# Records of document pages and text
***

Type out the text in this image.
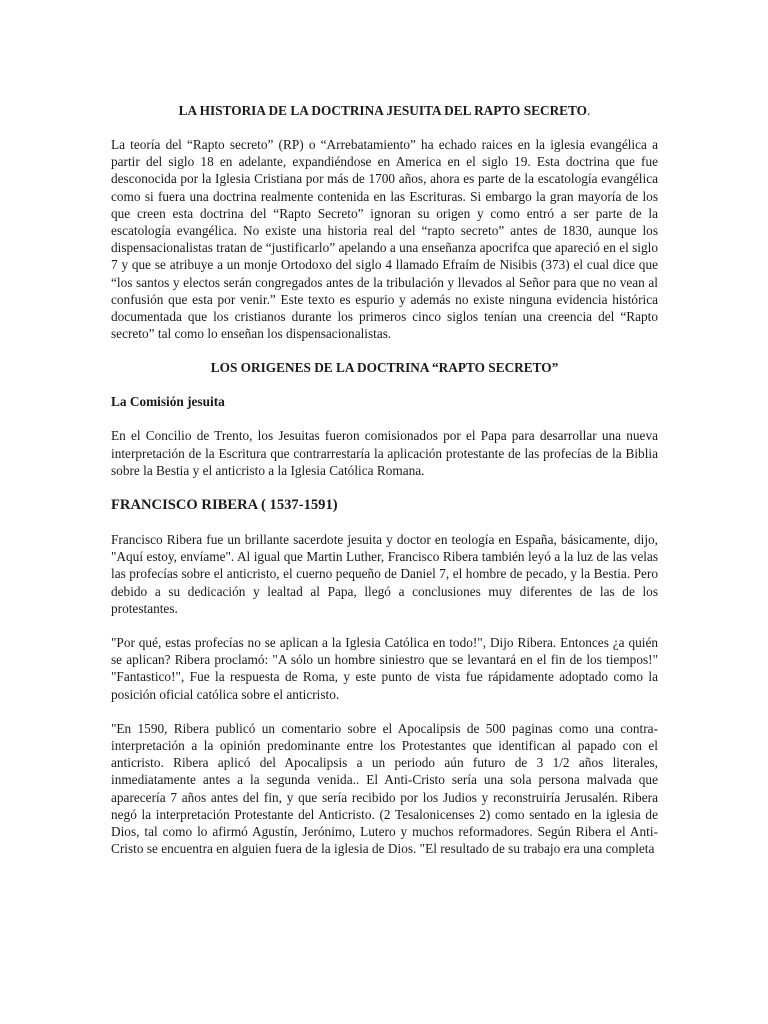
LA HISTORIA DE LA DOCTRINA JESUITA DEL RAPTO SECRETO.

La teoría del “Rapto secreto” (RP) o “Arrebatamiento” ha echado raices en la iglesia evangélica a partir del siglo 18 en adelante, expandiéndose en America en el siglo 19. Esta doctrina que fue desconocida por la Iglesia Cristiana por más de 1700 años, ahora es parte de la escatología evangélica como si fuera una doctrina realmente contenida en las Escrituras. Si embargo la gran mayoría de los que creen esta doctrina del “Rapto Secreto” ignoran su origen y como entró a ser parte de la escatología evangélica. No existe una historia real del “rapto secreto” antes de 1830, aunque los dispensacionalistas tratan de “justificarlo” apelando a una enseñanza apocrifca que apareció en el siglo 7 y que se atribuye a un monje Ortodoxo del siglo 4 llamado Efraím de Nisibis (373) el cual dice que “los santos y electos serán congregados antes de la tribulación y llevados al Señor para que no vean al confusión que esta por venir.” Este texto es espurio y además no existe ninguna evidencia histórica documentada que los cristianos durante los primeros cinco siglos tenían una creencia del “Rapto secreto” tal como lo enseñan los dispensacionalistas.

LOS ORIGENES DE LA DOCTRINA “RAPTO SECRETO”

La Comisión jesuita

En el Concilio de Trento, los Jesuitas fueron comisionados por el Papa para desarrollar una nueva interpretación de la Escritura que contrarrestaría la aplicación protestante de las profecías de la Biblia sobre la Bestia y el anticristo a la Iglesia Católica Romana.

FRANCISCO RIBERA ( 1537-1591)

Francisco Ribera fue un brillante sacerdote jesuita y doctor en teología en España, básicamente, dijo, "Aquí estoy, envíame". Al igual que Martin Luther, Francisco Ribera también leyó a la luz de las velas las profecías sobre el anticristo, el cuerno pequeño de Daniel 7, el hombre de pecado, y la Bestia. Pero debido a su dedicación y lealtad al Papa, llegó a conclusiones muy diferentes de las de los protestantes.

"Por qué, estas profecías no se aplican a la Iglesia Católica en todo!", Dijo Ribera. Entonces ¿a quién se aplican? Ribera proclamó: "A sólo un hombre siniestro que se levantará en el fin de los tiempos!" "Fantastico!", Fue la respuesta de Roma, y este punto de vista fue rápidamente adoptado como la posición oficial católica sobre el anticristo.

"En 1590, Ribera publicó un comentario sobre el Apocalipsis de 500 paginas como una contra-interpretación a la opinión predominante entre los Protestantes que identifican al papado con el anticristo. Ribera aplicó del Apocalipsis a un periodo aún futuro de 3 1/2 años literales, inmediatamente antes a la segunda venida.. El Anti-Cristo sería una sola persona malvada que aparecería 7 años antes del fin, y que sería recibido por los Judios y reconstruiría Jerusalén. Ribera negó la interpretación Protestante del Anticristo. (2 Tesalonicenses 2) como sentado en la iglesia de Dios, tal como lo afirmó Agustín, Jerónimo, Lutero y muchos reformadores. Según Ribera el Anti-Cristo se encuentra en alguien fuera de la iglesia de Dios. "El resultado de su trabajo era una completa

***

# EXERCISE DETAILS
Please reproduce every record exactly, leaving the pictures out.

# TASK RESULT
Type out the text in this image.
LA HISTORIA DE LA DOCTRINA JESUITA DEL RAPTO SECRETO.

La teoría del “Rapto secreto” (RP) o “Arrebatamiento” ha echado raices en la iglesia evangélica a partir del siglo 18 en adelante, expandiéndose en America en el siglo 19. Esta doctrina que fue desconocida por la Iglesia Cristiana por más de 1700 años, ahora es parte de la escatología evangélica como si fuera una doctrina realmente contenida en las Escrituras. Si embargo la gran mayoría de los que creen esta doctrina del “Rapto Secreto” ignoran su origen y como entró a ser parte de la escatología evangélica. No existe una historia real del “rapto secreto” antes de 1830, aunque los dispensacionalistas tratan de “justificarlo” apelando a una enseñanza apocrifca que apareció en el siglo 7 y que se atribuye a un monje Ortodoxo del siglo 4 llamado Efraím de Nisibis (373) el cual dice que “los santos y electos serán congregados antes de la tribulación y llevados al Señor para que no vean al confusión que esta por venir.” Este texto es espurio y además no existe ninguna evidencia histórica documentada que los cristianos durante los primeros cinco siglos tenían una creencia del “Rapto secreto” tal como lo enseñan los dispensacionalistas.

LOS ORIGENES DE LA DOCTRINA “RAPTO SECRETO”

La Comisión jesuita

En el Concilio de Trento, los Jesuitas fueron comisionados por el Papa para desarrollar una nueva interpretación de la Escritura que contrarrestaría la aplicación protestante de las profecías de la Biblia sobre la Bestia y el anticristo a la Iglesia Católica Romana.

FRANCISCO RIBERA ( 1537-1591)

Francisco Ribera fue un brillante sacerdote jesuita y doctor en teología en España, básicamente, dijo, "Aquí estoy, envíame". Al igual que Martin Luther, Francisco Ribera también leyó a la luz de las velas las profecías sobre el anticristo, el cuerno pequeño de Daniel 7, el hombre de pecado, y la Bestia. Pero debido a su dedicación y lealtad al Papa, llegó a conclusiones muy diferentes de las de los protestantes.

"Por qué, estas profecías no se aplican a la Iglesia Católica en todo!", Dijo Ribera. Entonces ¿a quién se aplican? Ribera proclamó: "A sólo un hombre siniestro que se levantará en el fin de los tiempos!" "Fantastico!", Fue la respuesta de Roma, y este punto de vista fue rápidamente adoptado como la posición oficial católica sobre el anticristo.

"En 1590, Ribera publicó un comentario sobre el Apocalipsis de 500 paginas como una contra-interpretación a la opinión predominante entre los Protestantes que identifican al papado con el anticristo. Ribera aplicó del Apocalipsis a un periodo aún futuro de 3 1/2 años literales, inmediatamente antes a la segunda venida.. El Anti-Cristo sería una sola persona malvada que aparecería 7 años antes del fin, y que sería recibido por los Judios y reconstruiría Jerusalén. Ribera negó la interpretación Protestante del Anticristo. (2 Tesalonicenses 2) como sentado en la iglesia de Dios, tal como lo afirmó Agustín, Jerónimo, Lutero y muchos reformadores. Según Ribera el Anti-Cristo se encuentra en alguien fuera de la iglesia de Dios. "El resultado de su trabajo era una completa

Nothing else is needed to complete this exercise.